* Start Data excerpts *
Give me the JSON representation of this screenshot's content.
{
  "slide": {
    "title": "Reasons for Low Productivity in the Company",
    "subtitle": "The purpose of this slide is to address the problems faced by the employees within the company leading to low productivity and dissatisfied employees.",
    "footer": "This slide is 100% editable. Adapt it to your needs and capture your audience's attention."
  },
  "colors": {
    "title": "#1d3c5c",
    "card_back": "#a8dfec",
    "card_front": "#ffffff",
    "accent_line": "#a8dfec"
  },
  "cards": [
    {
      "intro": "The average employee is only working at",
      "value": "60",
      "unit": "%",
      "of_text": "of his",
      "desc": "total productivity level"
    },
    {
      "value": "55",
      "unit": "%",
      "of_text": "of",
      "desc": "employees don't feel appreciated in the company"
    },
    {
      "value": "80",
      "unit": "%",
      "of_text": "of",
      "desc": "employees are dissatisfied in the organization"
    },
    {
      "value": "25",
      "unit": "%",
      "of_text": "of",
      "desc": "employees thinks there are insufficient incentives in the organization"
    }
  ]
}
* End Data excerpts *
Exercise description
Look for "slide" and pull out every line that has it.

Task answer
  "slide": {
    "subtitle": "The purpose of this slide is to address the problems faced by the employees within the company leading to low productivity and dissatisfied employees.",
    "footer": "This slide is 100% editable. Adapt it to your needs and capture your audience's attention."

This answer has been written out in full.